_Passage given_:
# # # # # # #

Bacon could have sat in the Parliament of 1539, for which most of the Members’ names are lost, and even in that of 1536 which had established the court of augmentations. Following the imprisonment of Peter Wentworth in 1587, the diarist Thomas Cromwell collected a series of precedents to show that until then Members had spoken freely in the House without fear of retribution, including one where the bill for proclamations had been rejected in 1539 ‘upon his [Bacon’s] speeches’ to Henry VIII’s ‘great grief’. As Cromwell’s sources of information were not impeccable, this cannot be accepted without reservation as evidence of Bacon’s Membership of that Parliament; other references to Bacon’s opposition all seem to derive from Cromwell’s collection. Bacon’s election in 1542 for Westmorland, a county with which he had no known ties, looks like the work of the 1st Earl of Cumberland, the hereditary sheriff, in deference to an official recommendation, although it could have owed something to Cumberland’s connexion with the Duke of Suffolk, one of whose daughters Cumberland’s heir had married. The crown planned to give statutory force to recent exchanges of land, and the appearance of Bacon’s signature on three such Acts passed in the third session testifies to his part in this legislation. A series of similar measures introduced in the Parliament of 1545 may account for his return for Dartmouth, which he almost certainly owed to Sir Thomas Arundell, a recent colleague of his in the augmentations. The town’s payment in 1546-7 of 26s.8d. to ‘Mr. Baker [sic] the other burgess of Parliament for his fee’ was unusual in breaking with the custom by which an outsider forwent any such remuneration, and it may reflect Bacon’s increasing utility. It was while he was a Member of this Parliament that he received his first promotion. When in 1547 Hendley resigned the attorneyship of the augmentations in favour of Richard Goodrich, Bacon succeeded Goodrich as attorney in the court of wards; the two had commenced their new duties in the previous September.4

Bacon’s marriage to the daughter of a Londoner of Suffolk origin augmented his fortune and commercial connexions. In 1545 he bought the manor of Redgrave in Suffolk, where he rebuilt the house: five years later he acquired Gorhambury in Hertfordshire and after lavish rebuilding under Elizabeth made this his home. Whether Jane Ferneley had been a match for his ‘rare learning and wisdom’ is not known, but his second wife, Anne Cooke, was certainly his equal in variety of interests and accomplishments. The marriage had doubtless been made in the household of Edward VI, where Sir Anthony Cooke had a share in the King’s upbringing. It strengthened Bacon’s ties with Sir William Cecil and may have led to his being found a seat by Cecil in the Parliament of March 1553, of which not all the Members are known: he would have been valuable in steering through such Acts as that for the true answering of the royal revenues (7 Edw. VI, c.1) and for the dissolving, uniting and annexing of certain courts set up under Henry VIII (7 Edw. VI, c.2). It was to Bacon that Cecil sent a letter defending his conduct during the closing weeks of the reign, but of Bacon’s part in the succession crisis nothing is known. His wife left Redgrave to join Mary at Kenninghall and travelled with her to London, a service which may have helped to keep him in office. The reforms in the court of wards which he had initiated under Edward VI were continued under Mary, but his project for the education of the wards themselves came to nothing.

# # # # # # #

_Prompt A_:
Translate this sentence from the passage on Bacon's career into Spanish: "It was while he was a Member of this Parliament that he received his first promotion."
_Prompt B_:
Name every person the passage on Bacon's career refers to with the title "Sir."
_Prompt C_:
According to the passage on Bacon's career, what sum did Dartmouth pay in 1546-7 to "Mr. Baker [sic] the other burgess of Parliament" for his fee?
Rely solely on the passage on Bacon's career.

# # # # # # #

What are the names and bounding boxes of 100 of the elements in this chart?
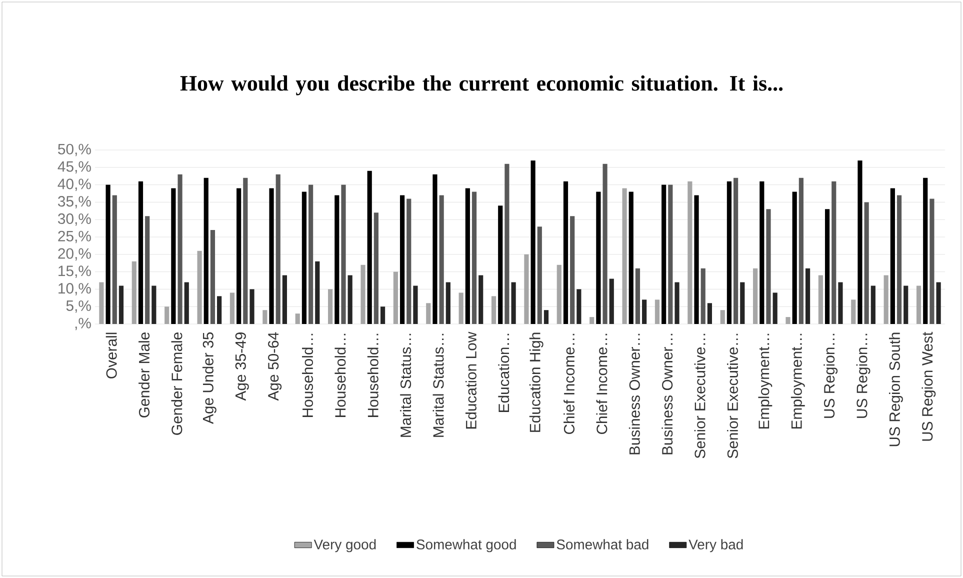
bar xyxy=(668,184,673,324)
bar xyxy=(282,275,287,324)
x-tick-label: US Region… xyxy=(856,334,870,418)
bar xyxy=(197,250,202,324)
bar xyxy=(315,261,320,324)
x-tick-label: Chief Income… xyxy=(564,334,575,434)
bar xyxy=(524,254,529,324)
bar xyxy=(864,202,869,324)
bar xyxy=(753,268,758,324)
bar xyxy=(635,268,640,324)
x-tick-label: US Region South xyxy=(889,332,903,446)
bar xyxy=(772,292,778,324)
x-tick-label: Marital Status… xyxy=(400,334,412,437)
bar xyxy=(413,286,418,324)
legend-label: Somewhat bad xyxy=(556,539,648,550)
bar xyxy=(112,195,117,324)
bar xyxy=(145,216,150,324)
bar xyxy=(106,184,110,324)
x-tick-label: Employment… xyxy=(758,334,772,429)
x-tick-label: Household… xyxy=(334,334,346,417)
bar xyxy=(792,192,797,324)
bar xyxy=(818,275,823,324)
bar xyxy=(576,289,582,324)
bar xyxy=(276,174,280,324)
bar xyxy=(171,188,176,324)
y-tick-label: 10,% xyxy=(58,283,91,296)
bar xyxy=(916,286,922,324)
bar xyxy=(498,206,503,324)
x-tick-label: Education High xyxy=(529,332,544,432)
bar xyxy=(262,310,268,324)
bar xyxy=(328,289,333,324)
bar xyxy=(152,286,156,324)
bar xyxy=(243,178,248,324)
x-tick-label: Employment… xyxy=(790,334,805,429)
x-tick-label: US Region… xyxy=(824,334,838,418)
bar xyxy=(936,282,941,324)
chart-title: How would you describe the current economic situation. It is... xyxy=(180,75,783,96)
bar xyxy=(204,178,208,324)
bar xyxy=(380,306,386,324)
bar xyxy=(930,198,934,324)
bar xyxy=(118,286,124,324)
bar xyxy=(504,164,510,324)
x-tick-label: Business Owner… xyxy=(628,334,640,454)
bar xyxy=(590,317,594,324)
bar xyxy=(726,181,732,324)
bar xyxy=(236,188,242,324)
bar xyxy=(178,174,182,324)
x-tick-label: Gender Female xyxy=(171,332,182,435)
bar xyxy=(622,188,627,324)
bar xyxy=(700,268,706,324)
y-tick-label: 25,% xyxy=(58,230,91,244)
bar xyxy=(596,192,601,324)
bar xyxy=(537,226,542,324)
bar xyxy=(393,272,398,324)
bar xyxy=(250,289,254,324)
y-tick-label: 45,% xyxy=(58,161,91,174)
bar xyxy=(688,181,692,324)
bar xyxy=(805,268,810,324)
bar xyxy=(334,195,340,324)
bar xyxy=(458,292,464,324)
x-tick-label: Senior Executive… xyxy=(727,334,738,458)
x-tick-label: Age 35-49 xyxy=(235,332,249,401)
bar xyxy=(478,275,484,324)
legend-label: Very bad xyxy=(688,539,743,552)
bar xyxy=(217,296,222,324)
x-tick-label: Gender Male xyxy=(138,332,150,418)
bar xyxy=(472,192,477,324)
y-tick-label: 50,% xyxy=(58,144,91,156)
bar xyxy=(400,195,405,324)
bar xyxy=(570,216,575,324)
bar xyxy=(662,184,666,324)
y-tick-label: 15,% xyxy=(58,266,91,278)
bar xyxy=(295,314,300,324)
bar xyxy=(720,310,725,324)
bar xyxy=(824,209,830,324)
bar xyxy=(360,264,366,324)
bar xyxy=(838,282,843,324)
y-tick-label: 40,% xyxy=(58,178,91,191)
bar xyxy=(832,181,836,324)
bar xyxy=(348,275,352,324)
bar xyxy=(858,160,862,324)
bar xyxy=(99,282,104,324)
bar xyxy=(230,292,235,324)
bar xyxy=(164,306,170,324)
bar xyxy=(694,195,699,324)
bar xyxy=(642,300,647,324)
x-tick-label: Education Low xyxy=(465,332,476,429)
bar xyxy=(563,181,568,324)
bar xyxy=(367,170,372,324)
bar xyxy=(406,198,412,324)
y-tick-label: 30,% xyxy=(58,213,91,226)
bar xyxy=(890,188,895,324)
x-tick-label: Household… xyxy=(302,334,313,417)
bar xyxy=(884,275,888,324)
bar xyxy=(308,184,314,324)
x-tick-label: Senior Executive… xyxy=(694,334,706,458)
bar xyxy=(654,300,660,324)
bar xyxy=(544,310,549,324)
x-tick-label: Overall xyxy=(106,332,117,378)
bar xyxy=(896,195,902,324)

# # # # # # #

_Written solution A_:
Fue mientras era miembro de este Parlamento cuando recibió su primer ascenso.

_Written solution B_:
Sir Thomas Arundell, Sir Anthony Cooke, Sir William Cecil

_Written solution C_:
26s.8d.